→ Exercise instructions:
From the line that has "What data populates" down to the final line of the listing below, transcribe every line exactly, and only those.

Entries taken from a collection
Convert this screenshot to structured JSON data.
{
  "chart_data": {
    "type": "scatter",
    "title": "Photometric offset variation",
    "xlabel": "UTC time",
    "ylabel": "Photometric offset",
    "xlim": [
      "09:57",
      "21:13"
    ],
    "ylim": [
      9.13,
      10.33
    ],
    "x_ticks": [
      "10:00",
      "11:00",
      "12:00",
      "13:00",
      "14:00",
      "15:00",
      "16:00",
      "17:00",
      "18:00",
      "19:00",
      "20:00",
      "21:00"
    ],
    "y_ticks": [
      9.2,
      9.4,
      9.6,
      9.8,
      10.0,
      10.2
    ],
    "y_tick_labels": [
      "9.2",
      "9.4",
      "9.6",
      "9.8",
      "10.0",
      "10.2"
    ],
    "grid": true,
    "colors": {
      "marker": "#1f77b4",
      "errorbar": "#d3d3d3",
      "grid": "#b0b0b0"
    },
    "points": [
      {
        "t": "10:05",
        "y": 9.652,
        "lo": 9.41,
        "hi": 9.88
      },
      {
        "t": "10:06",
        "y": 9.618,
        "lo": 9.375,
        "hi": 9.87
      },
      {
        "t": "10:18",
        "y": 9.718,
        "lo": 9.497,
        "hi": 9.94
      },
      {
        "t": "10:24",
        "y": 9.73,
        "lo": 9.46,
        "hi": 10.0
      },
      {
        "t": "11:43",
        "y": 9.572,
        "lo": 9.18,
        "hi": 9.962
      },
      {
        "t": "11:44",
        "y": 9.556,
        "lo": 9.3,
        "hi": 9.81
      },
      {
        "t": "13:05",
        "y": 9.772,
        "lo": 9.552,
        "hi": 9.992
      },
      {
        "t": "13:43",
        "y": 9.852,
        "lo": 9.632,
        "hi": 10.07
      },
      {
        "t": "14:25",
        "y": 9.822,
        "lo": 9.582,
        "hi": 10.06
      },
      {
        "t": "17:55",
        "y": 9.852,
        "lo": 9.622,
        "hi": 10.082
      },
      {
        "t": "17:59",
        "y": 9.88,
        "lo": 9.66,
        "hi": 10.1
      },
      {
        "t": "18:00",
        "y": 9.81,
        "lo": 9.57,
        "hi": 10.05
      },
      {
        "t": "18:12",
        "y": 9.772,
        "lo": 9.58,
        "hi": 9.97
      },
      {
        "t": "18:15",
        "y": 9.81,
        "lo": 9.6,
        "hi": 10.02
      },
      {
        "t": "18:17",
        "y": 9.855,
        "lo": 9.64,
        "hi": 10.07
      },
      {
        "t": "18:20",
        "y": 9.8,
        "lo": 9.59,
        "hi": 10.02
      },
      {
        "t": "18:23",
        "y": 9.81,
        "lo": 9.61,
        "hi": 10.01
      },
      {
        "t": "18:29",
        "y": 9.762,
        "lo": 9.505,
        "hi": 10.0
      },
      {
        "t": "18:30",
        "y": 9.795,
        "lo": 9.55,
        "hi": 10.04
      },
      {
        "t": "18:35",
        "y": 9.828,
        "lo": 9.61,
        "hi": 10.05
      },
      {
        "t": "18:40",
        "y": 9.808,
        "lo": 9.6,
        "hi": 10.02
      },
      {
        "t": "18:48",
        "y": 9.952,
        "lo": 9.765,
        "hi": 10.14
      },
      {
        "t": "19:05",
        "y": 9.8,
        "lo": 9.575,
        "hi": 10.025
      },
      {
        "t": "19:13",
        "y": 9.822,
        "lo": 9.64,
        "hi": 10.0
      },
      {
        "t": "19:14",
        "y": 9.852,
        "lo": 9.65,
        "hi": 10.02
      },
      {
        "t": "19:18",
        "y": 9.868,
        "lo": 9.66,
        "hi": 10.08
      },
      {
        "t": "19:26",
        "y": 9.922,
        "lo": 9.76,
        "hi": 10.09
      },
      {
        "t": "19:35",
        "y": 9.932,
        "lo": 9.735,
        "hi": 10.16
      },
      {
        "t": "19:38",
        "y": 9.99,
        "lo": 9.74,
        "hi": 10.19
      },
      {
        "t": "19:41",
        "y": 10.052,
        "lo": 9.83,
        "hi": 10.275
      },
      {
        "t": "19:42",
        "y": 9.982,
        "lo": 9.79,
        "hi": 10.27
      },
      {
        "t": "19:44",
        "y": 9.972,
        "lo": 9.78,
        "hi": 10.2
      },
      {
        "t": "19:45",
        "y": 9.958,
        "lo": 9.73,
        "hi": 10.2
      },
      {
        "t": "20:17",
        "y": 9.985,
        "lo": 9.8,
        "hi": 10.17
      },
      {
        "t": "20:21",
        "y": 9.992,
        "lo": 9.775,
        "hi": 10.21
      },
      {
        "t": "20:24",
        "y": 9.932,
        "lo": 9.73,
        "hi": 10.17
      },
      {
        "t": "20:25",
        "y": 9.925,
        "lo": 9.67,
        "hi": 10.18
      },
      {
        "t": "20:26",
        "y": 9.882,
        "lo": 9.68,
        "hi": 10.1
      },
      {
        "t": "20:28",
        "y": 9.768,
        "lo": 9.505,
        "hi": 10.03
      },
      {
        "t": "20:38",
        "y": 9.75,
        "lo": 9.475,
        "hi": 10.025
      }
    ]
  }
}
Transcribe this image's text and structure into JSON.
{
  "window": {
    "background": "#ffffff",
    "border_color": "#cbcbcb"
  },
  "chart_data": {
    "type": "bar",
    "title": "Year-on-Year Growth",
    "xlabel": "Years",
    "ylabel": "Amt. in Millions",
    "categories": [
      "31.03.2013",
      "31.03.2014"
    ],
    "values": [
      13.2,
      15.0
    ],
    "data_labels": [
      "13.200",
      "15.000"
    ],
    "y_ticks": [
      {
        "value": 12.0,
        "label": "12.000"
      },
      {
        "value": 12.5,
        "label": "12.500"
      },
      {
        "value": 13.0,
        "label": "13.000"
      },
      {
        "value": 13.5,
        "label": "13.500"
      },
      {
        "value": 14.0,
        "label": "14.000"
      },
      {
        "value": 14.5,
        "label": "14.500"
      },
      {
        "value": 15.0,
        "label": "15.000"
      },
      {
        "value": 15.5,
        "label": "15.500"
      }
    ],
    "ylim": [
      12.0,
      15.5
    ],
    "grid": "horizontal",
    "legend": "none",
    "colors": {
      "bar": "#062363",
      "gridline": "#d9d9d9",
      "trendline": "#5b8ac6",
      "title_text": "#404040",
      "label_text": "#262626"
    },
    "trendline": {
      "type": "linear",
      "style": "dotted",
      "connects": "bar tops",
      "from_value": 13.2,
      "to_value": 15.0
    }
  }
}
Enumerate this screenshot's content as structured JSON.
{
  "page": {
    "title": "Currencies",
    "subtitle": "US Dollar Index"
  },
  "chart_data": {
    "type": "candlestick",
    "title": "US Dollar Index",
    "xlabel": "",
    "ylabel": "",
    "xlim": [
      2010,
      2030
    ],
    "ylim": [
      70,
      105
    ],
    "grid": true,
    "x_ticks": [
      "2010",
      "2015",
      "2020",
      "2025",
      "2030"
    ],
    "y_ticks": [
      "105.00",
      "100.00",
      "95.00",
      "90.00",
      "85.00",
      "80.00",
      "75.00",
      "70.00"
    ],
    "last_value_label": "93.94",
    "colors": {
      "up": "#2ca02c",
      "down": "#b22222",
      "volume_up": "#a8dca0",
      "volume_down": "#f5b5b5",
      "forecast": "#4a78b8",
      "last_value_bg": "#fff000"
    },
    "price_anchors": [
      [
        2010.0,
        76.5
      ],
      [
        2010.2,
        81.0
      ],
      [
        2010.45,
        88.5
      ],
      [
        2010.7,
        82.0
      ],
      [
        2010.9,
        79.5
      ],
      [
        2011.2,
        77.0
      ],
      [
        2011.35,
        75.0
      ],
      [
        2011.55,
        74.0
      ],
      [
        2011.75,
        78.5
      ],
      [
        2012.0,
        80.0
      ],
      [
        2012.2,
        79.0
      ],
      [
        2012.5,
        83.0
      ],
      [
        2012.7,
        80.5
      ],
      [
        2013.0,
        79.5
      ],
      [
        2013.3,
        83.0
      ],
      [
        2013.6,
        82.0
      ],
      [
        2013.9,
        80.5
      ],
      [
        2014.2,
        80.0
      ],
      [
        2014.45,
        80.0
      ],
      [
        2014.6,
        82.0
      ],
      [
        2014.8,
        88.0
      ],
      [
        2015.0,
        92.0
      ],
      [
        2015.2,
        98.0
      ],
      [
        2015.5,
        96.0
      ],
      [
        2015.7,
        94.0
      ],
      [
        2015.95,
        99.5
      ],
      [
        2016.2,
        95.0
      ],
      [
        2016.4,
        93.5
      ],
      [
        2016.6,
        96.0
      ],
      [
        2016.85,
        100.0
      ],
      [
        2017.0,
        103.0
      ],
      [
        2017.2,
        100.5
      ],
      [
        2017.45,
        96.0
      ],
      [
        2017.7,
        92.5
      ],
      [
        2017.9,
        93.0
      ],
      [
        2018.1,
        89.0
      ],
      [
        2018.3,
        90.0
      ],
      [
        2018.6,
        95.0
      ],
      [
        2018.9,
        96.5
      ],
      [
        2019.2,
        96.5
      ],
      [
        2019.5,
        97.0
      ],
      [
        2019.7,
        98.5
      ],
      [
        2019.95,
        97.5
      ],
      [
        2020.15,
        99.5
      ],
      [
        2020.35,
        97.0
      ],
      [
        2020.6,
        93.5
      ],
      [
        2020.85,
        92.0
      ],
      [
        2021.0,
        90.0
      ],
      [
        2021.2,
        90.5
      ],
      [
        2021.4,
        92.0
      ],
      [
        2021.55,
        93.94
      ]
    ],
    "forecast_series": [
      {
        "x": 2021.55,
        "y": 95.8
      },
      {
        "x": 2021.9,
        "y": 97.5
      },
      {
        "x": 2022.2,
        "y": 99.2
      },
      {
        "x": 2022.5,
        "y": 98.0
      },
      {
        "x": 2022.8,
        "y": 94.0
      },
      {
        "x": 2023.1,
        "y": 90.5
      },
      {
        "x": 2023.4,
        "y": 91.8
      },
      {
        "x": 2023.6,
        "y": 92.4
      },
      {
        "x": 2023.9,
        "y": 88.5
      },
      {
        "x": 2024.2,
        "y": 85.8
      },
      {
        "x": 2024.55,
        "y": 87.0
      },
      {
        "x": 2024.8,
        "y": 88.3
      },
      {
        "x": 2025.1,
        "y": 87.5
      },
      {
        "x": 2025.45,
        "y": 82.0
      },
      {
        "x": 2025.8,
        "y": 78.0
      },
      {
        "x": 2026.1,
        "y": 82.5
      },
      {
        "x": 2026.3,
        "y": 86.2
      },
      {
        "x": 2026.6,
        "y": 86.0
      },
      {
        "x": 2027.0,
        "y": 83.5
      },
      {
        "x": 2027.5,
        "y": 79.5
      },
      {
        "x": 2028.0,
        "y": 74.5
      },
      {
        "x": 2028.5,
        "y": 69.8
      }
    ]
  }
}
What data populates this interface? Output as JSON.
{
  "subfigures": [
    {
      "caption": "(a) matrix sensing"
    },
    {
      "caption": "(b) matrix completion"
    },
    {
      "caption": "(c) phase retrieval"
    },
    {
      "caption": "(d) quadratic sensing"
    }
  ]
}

→ Exercise response:
What data populates this interface? Output as JSON.
{
  "subfigures": [
    {
      "caption": "(a) matrix sensing"
    },
    {
      "caption": "(b) matrix completion"
    },
    {
      "caption": "(c) phase retrieval"
    },
    {
      "caption": "(d) quadratic sensing"
    }
  ]
}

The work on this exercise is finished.